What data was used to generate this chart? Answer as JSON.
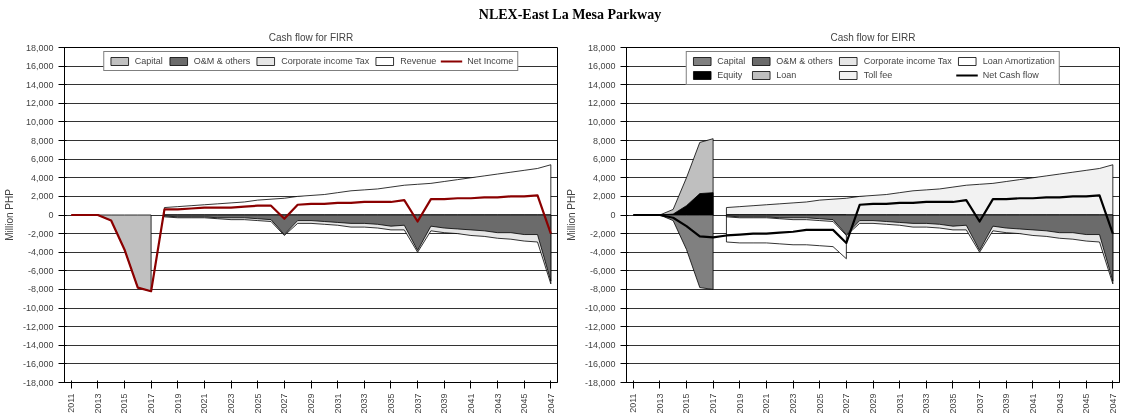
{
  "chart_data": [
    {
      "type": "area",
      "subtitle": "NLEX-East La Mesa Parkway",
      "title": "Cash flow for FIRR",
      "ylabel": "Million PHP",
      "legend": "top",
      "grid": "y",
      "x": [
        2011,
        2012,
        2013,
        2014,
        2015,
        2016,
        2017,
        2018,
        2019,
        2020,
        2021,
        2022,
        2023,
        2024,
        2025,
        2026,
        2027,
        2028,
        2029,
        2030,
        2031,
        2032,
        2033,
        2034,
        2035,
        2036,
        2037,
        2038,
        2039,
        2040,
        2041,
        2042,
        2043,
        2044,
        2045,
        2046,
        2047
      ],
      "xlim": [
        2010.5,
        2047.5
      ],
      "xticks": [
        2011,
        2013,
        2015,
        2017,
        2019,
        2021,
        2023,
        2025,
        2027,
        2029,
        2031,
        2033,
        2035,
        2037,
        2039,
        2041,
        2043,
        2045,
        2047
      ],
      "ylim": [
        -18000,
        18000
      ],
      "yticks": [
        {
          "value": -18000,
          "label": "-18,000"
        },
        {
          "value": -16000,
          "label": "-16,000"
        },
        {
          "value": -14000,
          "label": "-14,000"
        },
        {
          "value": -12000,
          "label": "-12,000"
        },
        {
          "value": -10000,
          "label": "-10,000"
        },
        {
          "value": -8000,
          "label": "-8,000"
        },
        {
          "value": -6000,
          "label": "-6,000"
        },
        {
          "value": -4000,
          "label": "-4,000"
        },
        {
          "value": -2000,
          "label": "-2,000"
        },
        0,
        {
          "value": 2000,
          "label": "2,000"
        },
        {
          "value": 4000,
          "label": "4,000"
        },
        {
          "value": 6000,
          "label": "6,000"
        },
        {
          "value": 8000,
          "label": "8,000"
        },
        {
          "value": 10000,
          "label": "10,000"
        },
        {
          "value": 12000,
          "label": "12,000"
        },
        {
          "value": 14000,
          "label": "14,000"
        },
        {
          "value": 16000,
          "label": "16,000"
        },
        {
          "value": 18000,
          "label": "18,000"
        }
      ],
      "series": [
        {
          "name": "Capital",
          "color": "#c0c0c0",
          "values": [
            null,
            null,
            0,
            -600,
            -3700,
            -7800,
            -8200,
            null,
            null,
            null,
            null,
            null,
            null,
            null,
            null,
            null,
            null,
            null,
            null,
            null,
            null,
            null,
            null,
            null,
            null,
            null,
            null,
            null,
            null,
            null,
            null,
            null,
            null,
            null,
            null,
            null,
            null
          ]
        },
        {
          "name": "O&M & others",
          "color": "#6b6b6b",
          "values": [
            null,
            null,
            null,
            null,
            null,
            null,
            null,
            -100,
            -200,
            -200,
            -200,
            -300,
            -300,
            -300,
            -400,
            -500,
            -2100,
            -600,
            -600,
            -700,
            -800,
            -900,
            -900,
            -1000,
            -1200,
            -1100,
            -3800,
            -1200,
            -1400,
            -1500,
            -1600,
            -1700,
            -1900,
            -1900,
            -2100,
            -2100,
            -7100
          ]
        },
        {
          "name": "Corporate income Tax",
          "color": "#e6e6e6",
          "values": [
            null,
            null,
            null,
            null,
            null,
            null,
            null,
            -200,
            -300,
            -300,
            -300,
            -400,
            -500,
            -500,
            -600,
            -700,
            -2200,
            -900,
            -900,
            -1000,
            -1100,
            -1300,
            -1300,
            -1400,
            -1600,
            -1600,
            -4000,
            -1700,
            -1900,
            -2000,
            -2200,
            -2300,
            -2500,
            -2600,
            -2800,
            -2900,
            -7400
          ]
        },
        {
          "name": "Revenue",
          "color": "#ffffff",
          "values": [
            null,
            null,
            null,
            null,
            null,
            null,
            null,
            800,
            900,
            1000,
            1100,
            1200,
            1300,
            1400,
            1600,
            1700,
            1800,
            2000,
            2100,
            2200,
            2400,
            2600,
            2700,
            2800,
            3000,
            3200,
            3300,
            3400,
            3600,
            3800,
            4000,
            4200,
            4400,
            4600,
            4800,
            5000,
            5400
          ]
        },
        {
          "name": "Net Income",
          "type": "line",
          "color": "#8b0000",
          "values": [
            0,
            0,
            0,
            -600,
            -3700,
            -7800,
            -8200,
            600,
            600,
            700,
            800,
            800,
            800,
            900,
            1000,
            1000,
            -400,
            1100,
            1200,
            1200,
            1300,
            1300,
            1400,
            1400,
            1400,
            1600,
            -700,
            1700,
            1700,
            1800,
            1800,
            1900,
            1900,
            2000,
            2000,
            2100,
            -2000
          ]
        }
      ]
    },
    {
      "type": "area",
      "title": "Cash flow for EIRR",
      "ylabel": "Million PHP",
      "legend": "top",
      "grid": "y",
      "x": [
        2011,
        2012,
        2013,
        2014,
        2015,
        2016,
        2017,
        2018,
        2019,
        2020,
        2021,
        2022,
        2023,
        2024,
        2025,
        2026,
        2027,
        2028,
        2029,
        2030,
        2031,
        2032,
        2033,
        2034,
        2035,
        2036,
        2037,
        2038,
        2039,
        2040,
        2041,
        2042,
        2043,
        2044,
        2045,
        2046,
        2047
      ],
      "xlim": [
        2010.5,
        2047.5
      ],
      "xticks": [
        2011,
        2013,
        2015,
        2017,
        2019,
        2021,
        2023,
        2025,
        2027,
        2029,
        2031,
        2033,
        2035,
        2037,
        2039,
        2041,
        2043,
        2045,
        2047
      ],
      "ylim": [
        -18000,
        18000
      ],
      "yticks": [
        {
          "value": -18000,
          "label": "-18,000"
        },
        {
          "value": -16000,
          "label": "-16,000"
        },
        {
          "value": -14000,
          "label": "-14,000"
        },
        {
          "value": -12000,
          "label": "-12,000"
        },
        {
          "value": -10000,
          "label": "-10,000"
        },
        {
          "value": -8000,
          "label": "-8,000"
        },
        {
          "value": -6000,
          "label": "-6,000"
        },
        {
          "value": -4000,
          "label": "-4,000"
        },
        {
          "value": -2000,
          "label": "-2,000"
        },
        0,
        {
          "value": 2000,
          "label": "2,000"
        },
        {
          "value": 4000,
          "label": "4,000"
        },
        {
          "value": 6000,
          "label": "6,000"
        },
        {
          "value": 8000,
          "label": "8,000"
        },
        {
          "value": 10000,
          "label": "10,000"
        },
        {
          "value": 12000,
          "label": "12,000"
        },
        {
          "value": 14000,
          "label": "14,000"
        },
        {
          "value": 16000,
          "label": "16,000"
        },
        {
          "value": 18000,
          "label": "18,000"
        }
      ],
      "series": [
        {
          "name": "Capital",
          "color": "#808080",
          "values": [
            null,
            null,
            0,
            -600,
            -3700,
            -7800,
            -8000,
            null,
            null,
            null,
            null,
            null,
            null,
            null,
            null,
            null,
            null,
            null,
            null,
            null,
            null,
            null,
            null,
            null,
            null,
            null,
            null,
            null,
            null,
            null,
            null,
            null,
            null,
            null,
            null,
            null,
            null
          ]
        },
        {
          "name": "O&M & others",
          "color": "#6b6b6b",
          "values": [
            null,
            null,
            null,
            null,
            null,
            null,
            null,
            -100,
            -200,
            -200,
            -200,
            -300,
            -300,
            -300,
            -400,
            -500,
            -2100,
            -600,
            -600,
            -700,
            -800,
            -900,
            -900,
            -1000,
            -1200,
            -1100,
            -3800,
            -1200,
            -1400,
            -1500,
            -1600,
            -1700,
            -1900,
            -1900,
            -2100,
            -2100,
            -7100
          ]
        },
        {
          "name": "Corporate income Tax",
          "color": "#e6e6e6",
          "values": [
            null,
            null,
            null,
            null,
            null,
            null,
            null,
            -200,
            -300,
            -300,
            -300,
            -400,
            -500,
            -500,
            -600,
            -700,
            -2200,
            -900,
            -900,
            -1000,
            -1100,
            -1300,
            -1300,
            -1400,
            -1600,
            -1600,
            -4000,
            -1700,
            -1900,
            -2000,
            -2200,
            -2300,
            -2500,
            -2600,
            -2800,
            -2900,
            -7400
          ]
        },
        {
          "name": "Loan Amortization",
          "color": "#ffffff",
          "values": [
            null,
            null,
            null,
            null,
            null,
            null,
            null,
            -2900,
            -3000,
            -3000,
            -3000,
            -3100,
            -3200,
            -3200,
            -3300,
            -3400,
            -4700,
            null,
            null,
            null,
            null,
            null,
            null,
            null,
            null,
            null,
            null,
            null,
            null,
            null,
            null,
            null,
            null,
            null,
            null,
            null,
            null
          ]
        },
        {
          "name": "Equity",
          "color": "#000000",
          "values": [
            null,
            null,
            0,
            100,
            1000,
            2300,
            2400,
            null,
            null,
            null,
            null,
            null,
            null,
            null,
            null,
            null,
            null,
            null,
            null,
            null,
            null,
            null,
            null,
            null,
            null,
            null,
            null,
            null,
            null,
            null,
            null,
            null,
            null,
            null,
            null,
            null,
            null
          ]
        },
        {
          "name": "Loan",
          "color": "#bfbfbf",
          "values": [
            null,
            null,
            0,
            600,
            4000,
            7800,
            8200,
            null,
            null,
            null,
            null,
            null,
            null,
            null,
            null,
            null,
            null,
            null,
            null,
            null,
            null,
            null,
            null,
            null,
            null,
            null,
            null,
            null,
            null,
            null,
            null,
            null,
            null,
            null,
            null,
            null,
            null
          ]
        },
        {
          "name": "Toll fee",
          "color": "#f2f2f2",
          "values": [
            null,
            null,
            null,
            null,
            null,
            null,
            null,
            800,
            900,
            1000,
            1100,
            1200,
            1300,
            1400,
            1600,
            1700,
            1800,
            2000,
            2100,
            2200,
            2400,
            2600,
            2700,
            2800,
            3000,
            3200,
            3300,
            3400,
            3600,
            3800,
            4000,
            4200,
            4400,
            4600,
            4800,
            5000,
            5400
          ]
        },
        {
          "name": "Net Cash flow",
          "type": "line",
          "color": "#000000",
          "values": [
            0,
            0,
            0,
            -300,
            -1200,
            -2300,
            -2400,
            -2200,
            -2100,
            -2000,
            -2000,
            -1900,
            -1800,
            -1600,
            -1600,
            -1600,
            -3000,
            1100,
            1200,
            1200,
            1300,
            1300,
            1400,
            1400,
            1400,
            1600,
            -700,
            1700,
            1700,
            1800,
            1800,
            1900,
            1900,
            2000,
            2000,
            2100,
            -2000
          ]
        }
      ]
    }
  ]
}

□ □ □ □ □ □ □

## Written task
Return all lines containing "Cash".

## The completed task
      "title": "Cash flow for FIRR",
      "title": "Cash flow for EIRR",
          "name": "Net Cash flow",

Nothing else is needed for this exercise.